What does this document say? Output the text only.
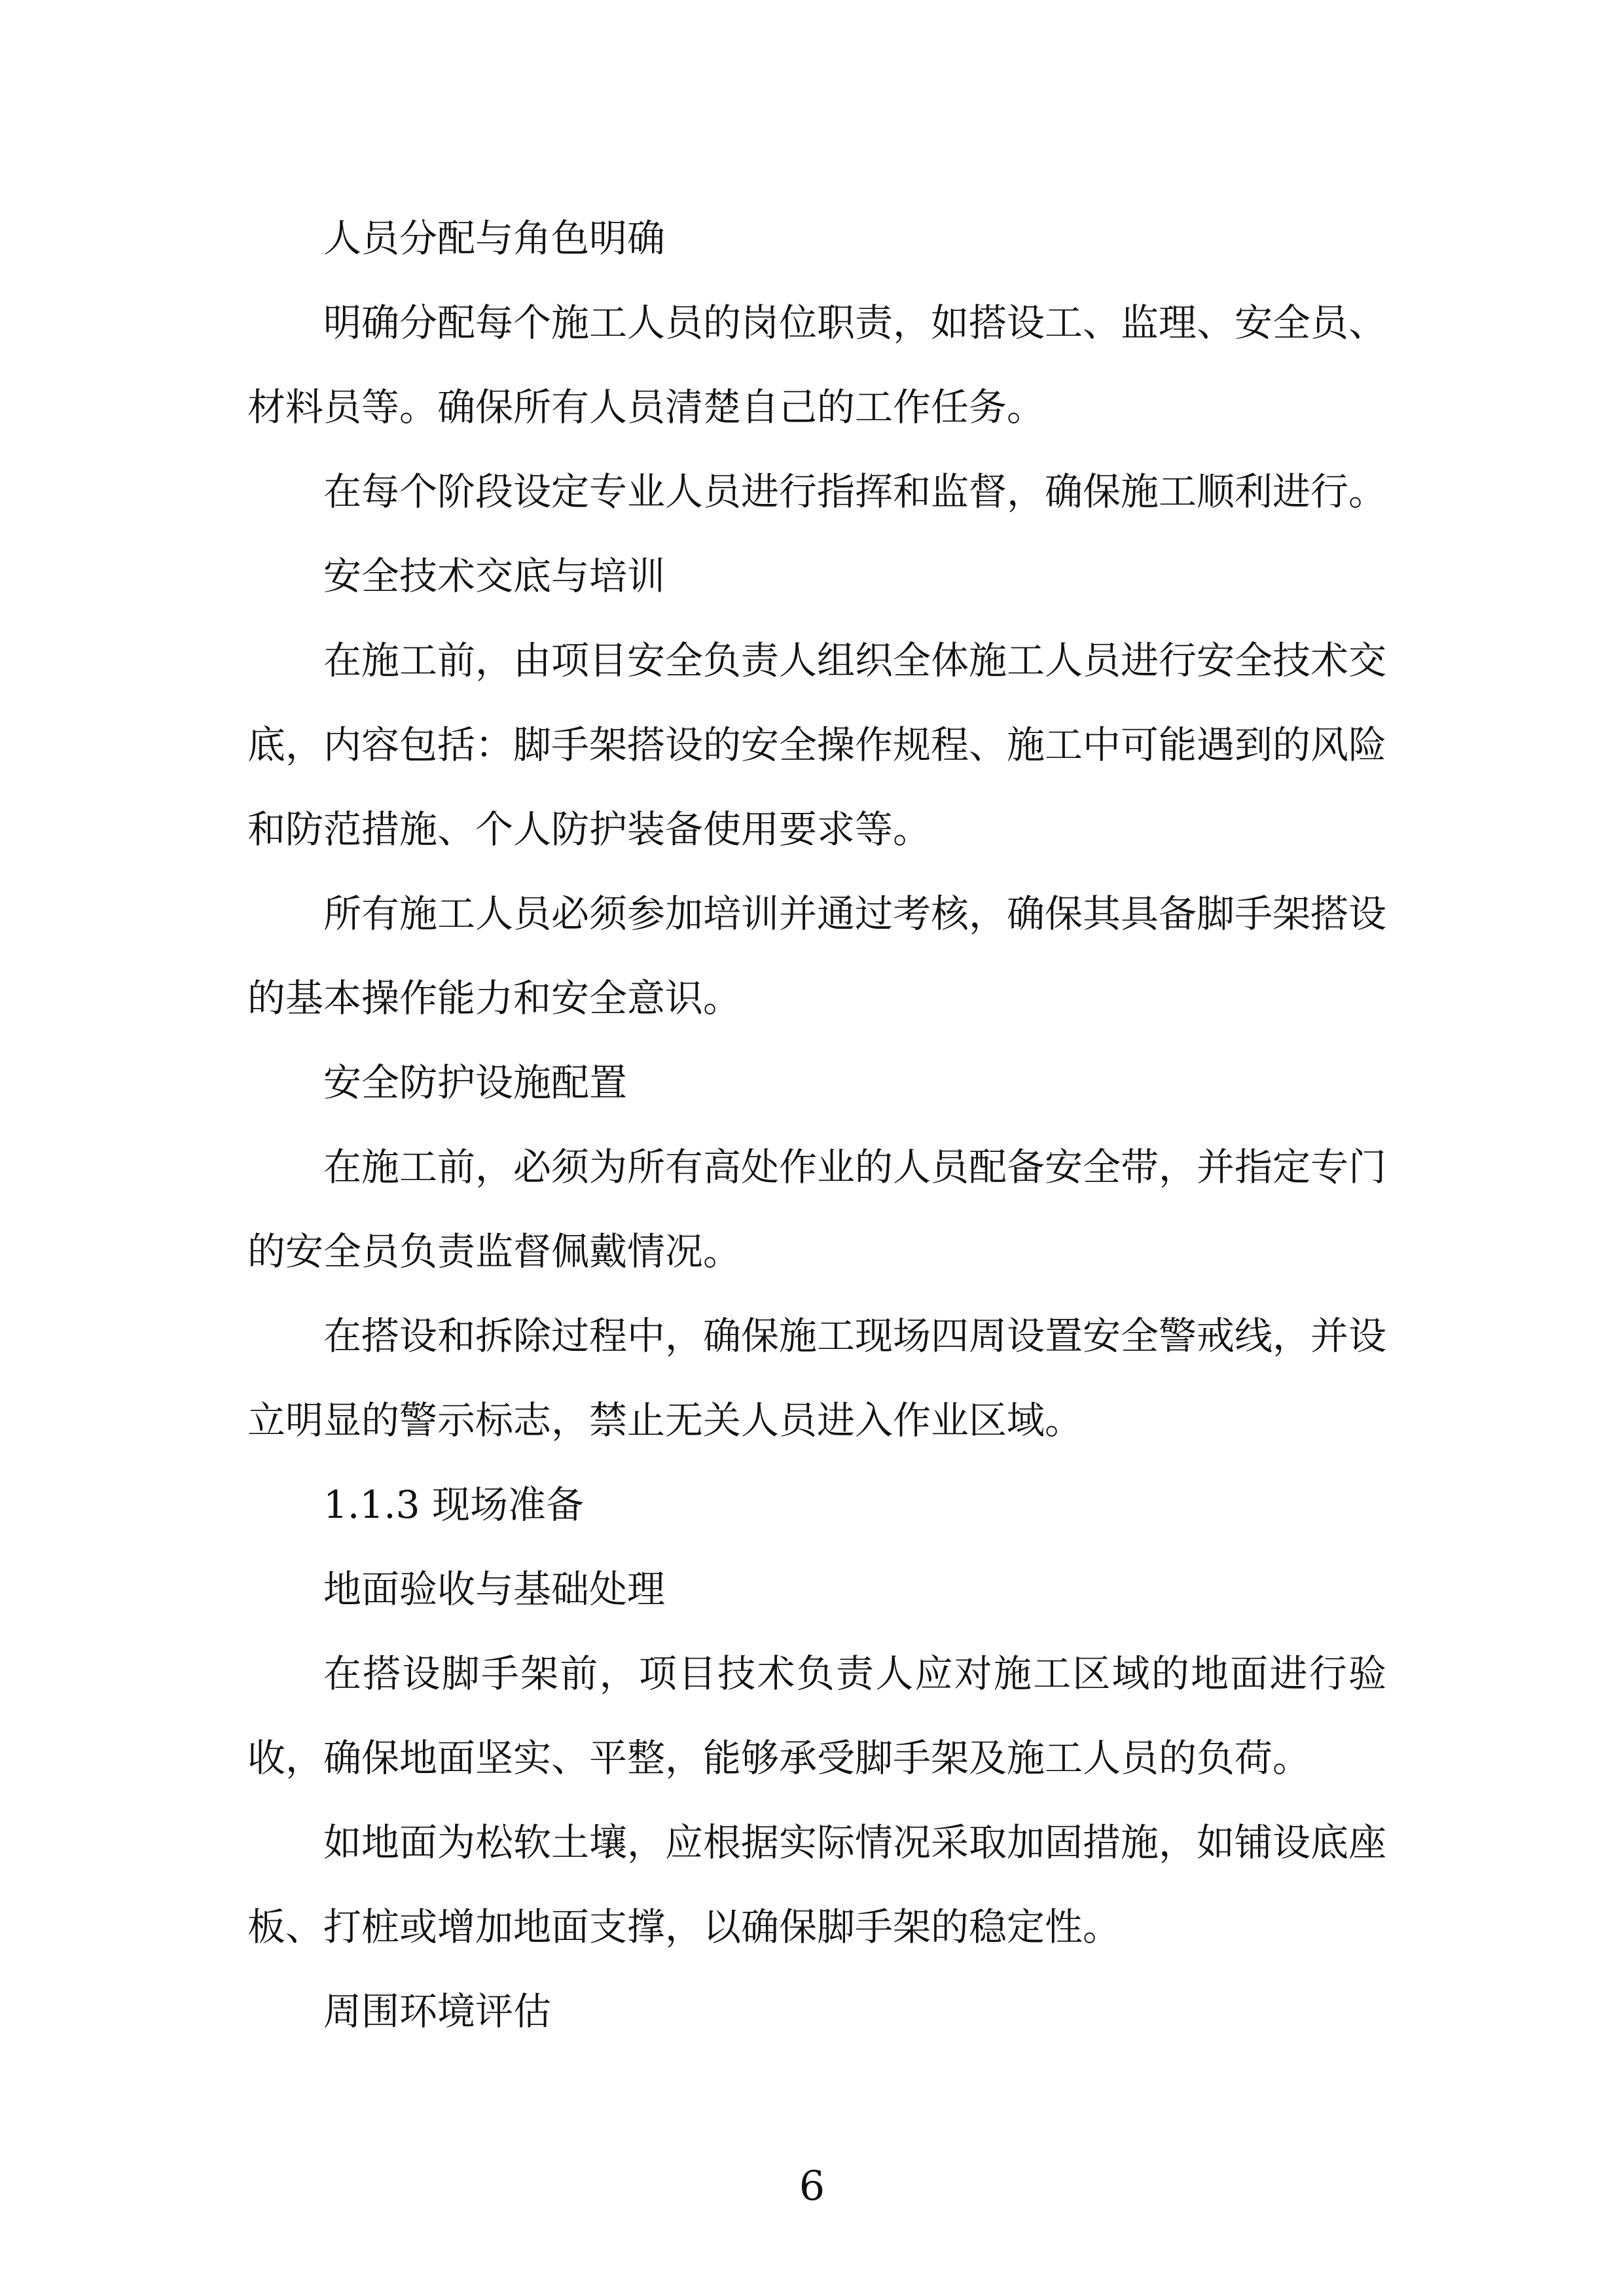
人员分配与角色明确

明确分配每个施工人员的岗位职责，如搭设工、监理、安全员、材料员等。确保所有人员清楚自己的工作任务。

在每个阶段设定专业人员进行指挥和监督，确保施工顺利进行。

安全技术交底与培训

在施工前，由项目安全负责人组织全体施工人员进行安全技术交底，内容包括：脚手架搭设的安全操作规程、施工中可能遇到的风险和防范措施、个人防护装备使用要求等。

所有施工人员必须参加培训并通过考核，确保其具备脚手架搭设的基本操作能力和安全意识。

安全防护设施配置

在施工前，必须为所有高处作业的人员配备安全带，并指定专门的安全员负责监督佩戴情况。

在搭设和拆除过程中，确保施工现场四周设置安全警戒线，并设立明显的警示标志，禁止无关人员进入作业区域。

1.1.3 现场准备

地面验收与基础处理

在搭设脚手架前，项目技术负责人应对施工区域的地面进行验收，确保地面坚实、平整，能够承受脚手架及施工人员的负荷。

如地面为松软土壤，应根据实际情况采取加固措施，如铺设底座板、打桩或增加地面支撑，以确保脚手架的稳定性。

周围环境评估

6
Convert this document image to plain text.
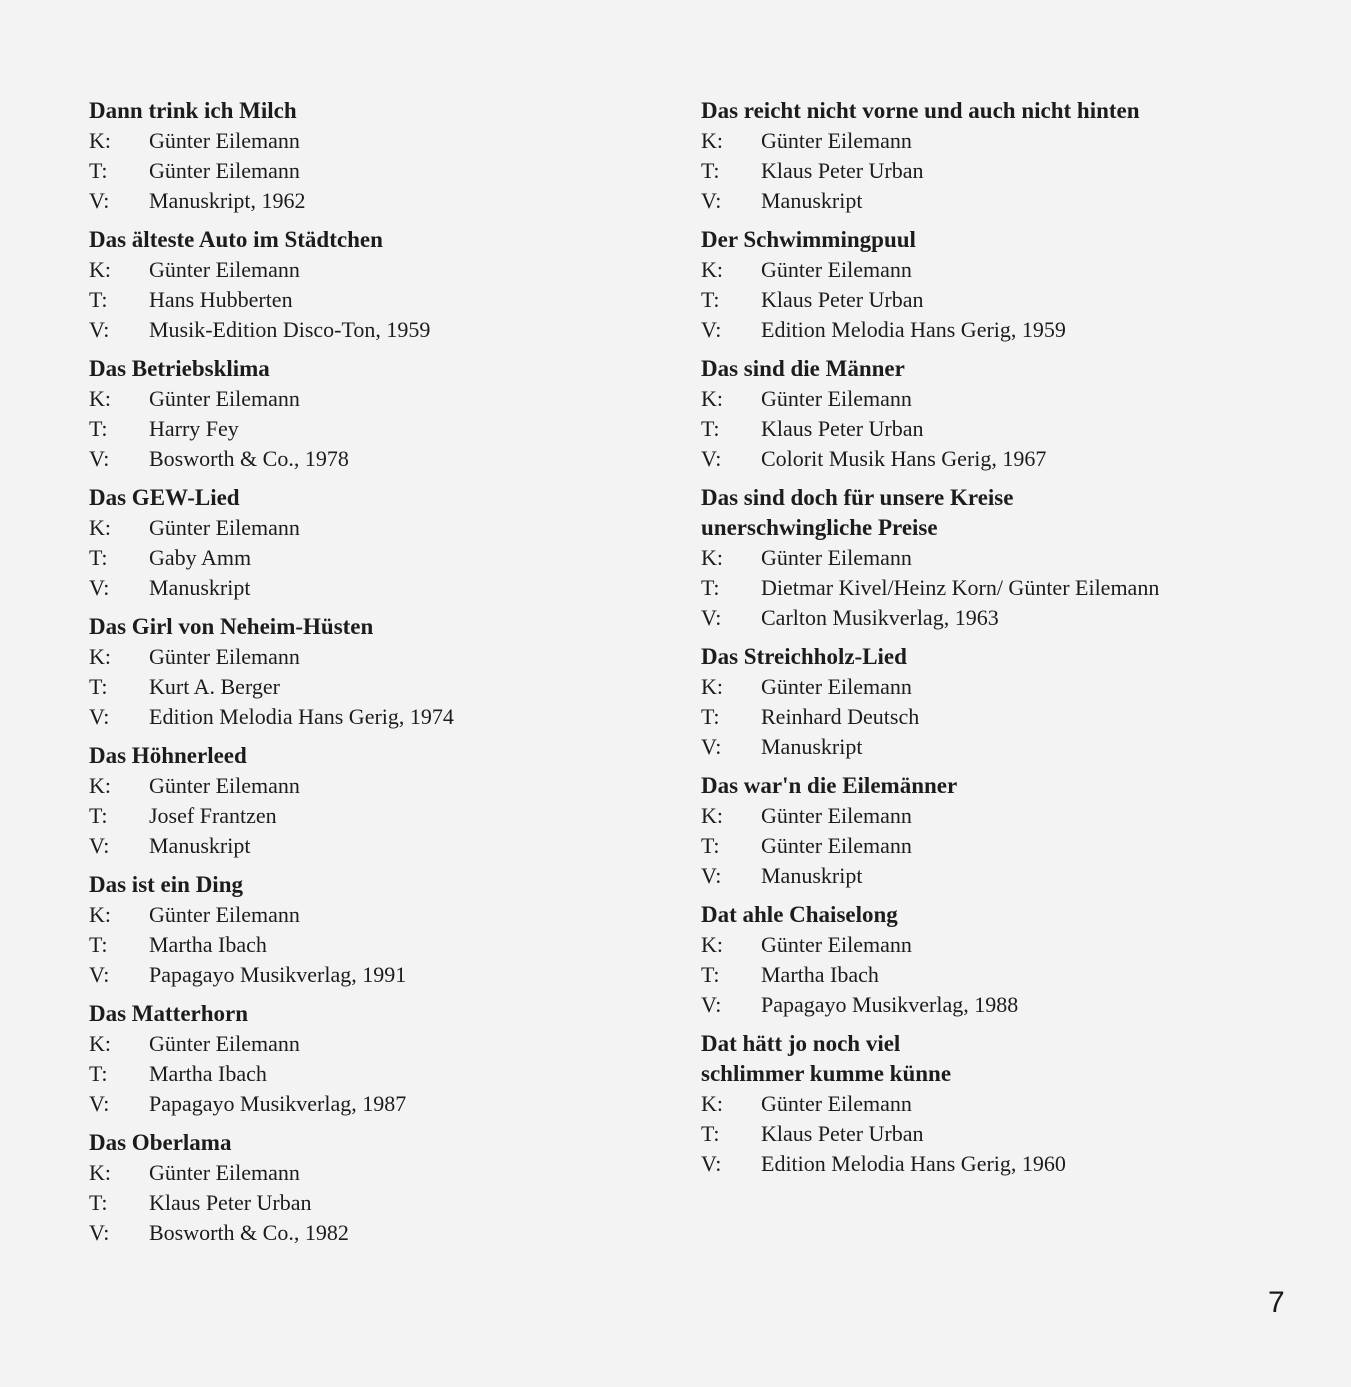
Dann trink ich Milch
K:	Günter Eilemann
T:	Günter Eilemann
V:	Manuskript, 1962
Das älteste Auto im Städtchen
K:	Günter Eilemann
T:	Hans Hubberten
V:	Musik-Edition Disco-Ton, 1959
Das Betriebsklima
K:	Günter Eilemann
T:	Harry Fey
V:	Bosworth & Co., 1978
Das GEW-Lied
K:	Günter Eilemann
T:	Gaby Amm
V:	Manuskript
Das Girl von Neheim-Hüsten
K:	Günter Eilemann
T:	Kurt A. Berger
V:	Edition Melodia Hans Gerig, 1974
Das Höhnerleed
K:	Günter Eilemann
T:	Josef Frantzen
V:	Manuskript
Das ist ein Ding
K:	Günter Eilemann
T:	Martha Ibach
V:	Papagayo Musikverlag, 1991
Das Matterhorn
K:	Günter Eilemann
T:	Martha Ibach
V:	Papagayo Musikverlag, 1987
Das Oberlama
K:	Günter Eilemann
T:	Klaus Peter Urban
V:	Bosworth & Co., 1982
Das reicht nicht vorne und auch nicht hinten
K:	Günter Eilemann
T:	Klaus Peter Urban
V:	Manuskript
Der Schwimmingpuul
K:	Günter Eilemann
T:	Klaus Peter Urban
V:	Edition Melodia Hans Gerig, 1959
Das sind die Männer
K:	Günter Eilemann
T:	Klaus Peter Urban
V:	Colorit Musik Hans Gerig, 1967
Das sind doch für unsere Kreise
unerschwingliche Preise
K:	Günter Eilemann
T:	Dietmar Kivel/Heinz Korn/ Günter Eilemann
V:	Carlton Musikverlag, 1963
Das Streichholz-Lied
K:	Günter Eilemann
T:	Reinhard Deutsch
V:	Manuskript
Das war'n die Eilemänner
K:	Günter Eilemann
T:	Günter Eilemann
V:	Manuskript
Dat ahle Chaiselong
K:	Günter Eilemann
T:	Martha Ibach
V:	Papagayo Musikverlag, 1988
Dat hätt jo noch viel
schlimmer kumme künne
K:	Günter Eilemann
T:	Klaus Peter Urban
V:	Edition Melodia Hans Gerig, 1960
7
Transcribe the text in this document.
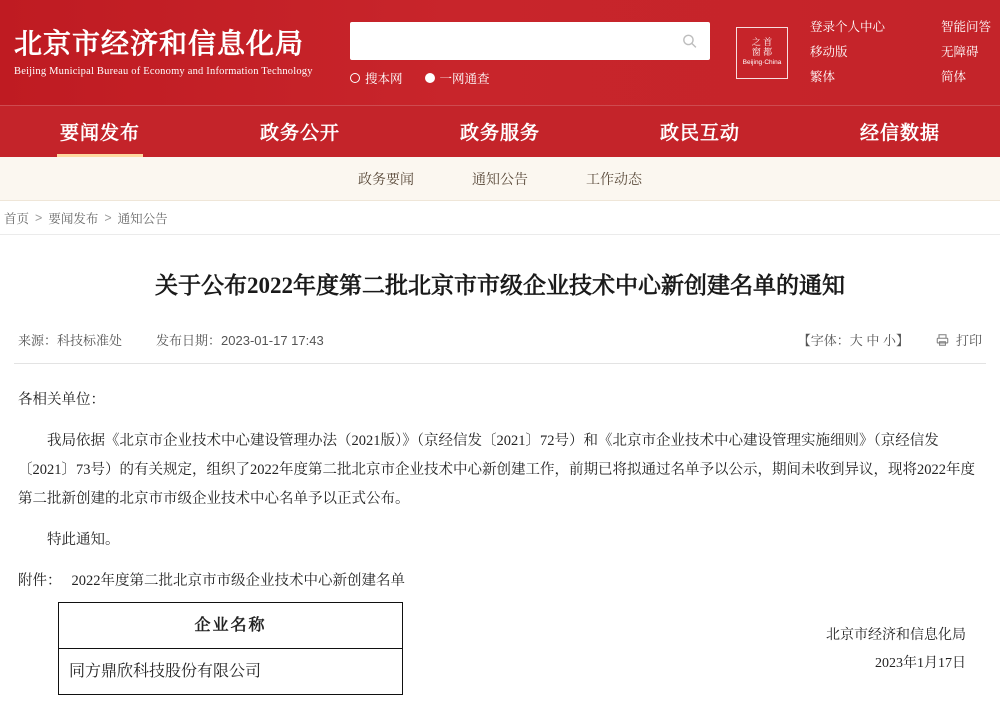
北京市经济和信息化局
Beijing Municipal Bureau of Economy and Information Technology
搜本网	一网通查
之 首
窗 都
Beijing·China
登录个人中心
移动版
繁体
智能问答
无障碍
简体
要闻发布	政务公开	政务服务	政民互动	经信数据
政务要闻	通知公告	工作动态
首页 > 要闻发布 > 通知公告
关于公布2022年度第二批北京市市级企业技术中心新创建名单的通知
来源：科技标准处	发布日期：2023-01-17 17:43	【字体：大 中 小】	打印

各相关单位：

我局依据《北京市企业技术中心建设管理办法（2021版）》（京经信发〔2021〕72号）和《北京市企业技术中心建设管理实施细则》（京经信发〔2021〕73号）的有关规定，组织了2022年度第二批北京市企业技术中心新创建工作，前期已将拟通过名单予以公示，期间未收到异议，现将2022年度第二批新创建的北京市市级企业技术中心名单予以正式公布。

特此通知。

附件： 2022年度第二批北京市市级企业技术中心新创建名单
企业名称
同方鼎欣科技股份有限公司
北京市经济和信息化局
2023年1月17日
*-*-*
* Written task *
Your task is an exact transcription of all the data, minus the pictures.

* Exercise solution *
What does this document say? Output the text only.
人员分配与角色明确

明确分配每个施工人员的岗位职责，如搭设工、监理、安全员、材料员等。确保所有人员清楚自己的工作任务。

在每个阶段设定专业人员进行指挥和监督，确保施工顺利进行。

安全技术交底与培训

在施工前，由项目安全负责人组织全体施工人员进行安全技术交底，内容包括：脚手架搭设的安全操作规程、施工中可能遇到的风险和防范措施、个人防护装备使用要求等。

所有施工人员必须参加培训并通过考核，确保其具备脚手架搭设的基本操作能力和安全意识。

安全防护设施配置

在施工前，必须为所有高处作业的人员配备安全带，并指定专门的安全员负责监督佩戴情况。

在搭设和拆除过程中，确保施工现场四周设置安全警戒线，并设立明显的警示标志，禁止无关人员进入作业区域。

1.1.3 现场准备

地面验收与基础处理

在搭设脚手架前，项目技术负责人应对施工区域的地面进行验收，确保地面坚实、平整，能够承受脚手架及施工人员的负荷。

如地面为松软土壤，应根据实际情况采取加固措施，如铺设底座板、打桩或增加地面支撑，以确保脚手架的稳定性。

周围环境评估

6
Convert this document image to plain text.
Dann trink ich Milch
K:	Günter Eilemann
T:	Günter Eilemann
V:	Manuskript, 1962
Das älteste Auto im Städtchen
K:	Günter Eilemann
T:	Hans Hubberten
V:	Musik-Edition Disco-Ton, 1959
Das Betriebsklima
K:	Günter Eilemann
T:	Harry Fey
V:	Bosworth & Co., 1978
Das GEW-Lied
K:	Günter Eilemann
T:	Gaby Amm
V:	Manuskript
Das Girl von Neheim-Hüsten
K:	Günter Eilemann
T:	Kurt A. Berger
V:	Edition Melodia Hans Gerig, 1974
Das Höhnerleed
K:	Günter Eilemann
T:	Josef Frantzen
V:	Manuskript
Das ist ein Ding
K:	Günter Eilemann
T:	Martha Ibach
V:	Papagayo Musikverlag, 1991
Das Matterhorn
K:	Günter Eilemann
T:	Martha Ibach
V:	Papagayo Musikverlag, 1987
Das Oberlama
K:	Günter Eilemann
T:	Klaus Peter Urban
V:	Bosworth & Co., 1982
Das reicht nicht vorne und auch nicht hinten
K:	Günter Eilemann
T:	Klaus Peter Urban
V:	Manuskript
Der Schwimmingpuul
K:	Günter Eilemann
T:	Klaus Peter Urban
V:	Edition Melodia Hans Gerig, 1959
Das sind die Männer
K:	Günter Eilemann
T:	Klaus Peter Urban
V:	Colorit Musik Hans Gerig, 1967
Das sind doch für unsere Kreise
unerschwingliche Preise
K:	Günter Eilemann
T:	Dietmar Kivel/Heinz Korn/ Günter Eilemann
V:	Carlton Musikverlag, 1963
Das Streichholz-Lied
K:	Günter Eilemann
T:	Reinhard Deutsch
V:	Manuskript
Das war'n die Eilemänner
K:	Günter Eilemann
T:	Günter Eilemann
V:	Manuskript
Dat ahle Chaiselong
K:	Günter Eilemann
T:	Martha Ibach
V:	Papagayo Musikverlag, 1988
Dat hätt jo noch viel
schlimmer kumme künne
K:	Günter Eilemann
T:	Klaus Peter Urban
V:	Edition Melodia Hans Gerig, 1960
7
Transcribe the text in this document.
北京市经济和信息化局
Beijing Municipal Bureau of Economy and Information Technology
搜本网	一网通查
之 首
窗 都
Beijing·China
登录个人中心
移动版
繁体
智能问答
无障碍
简体
要闻发布	政务公开	政务服务	政民互动	经信数据
政务要闻	通知公告	工作动态
首页 > 要闻发布 > 通知公告
关于公布2022年度第二批北京市市级企业技术中心新创建名单的通知
来源：科技标准处	发布日期：2023-01-17 17:43	【字体：大 中 小】	打印

各相关单位：

我局依据《北京市企业技术中心建设管理办法（2021版）》（京经信发〔2021〕72号）和《北京市企业技术中心建设管理实施细则》（京经信发〔2021〕73号）的有关规定，组织了2022年度第二批北京市企业技术中心新创建工作，前期已将拟通过名单予以公示，期间未收到异议，现将2022年度第二批新创建的北京市市级企业技术中心名单予以正式公布。

特此通知。

附件： 2022年度第二批北京市市级企业技术中心新创建名单
企业名称
同方鼎欣科技股份有限公司
北京市经济和信息化局
2023年1月17日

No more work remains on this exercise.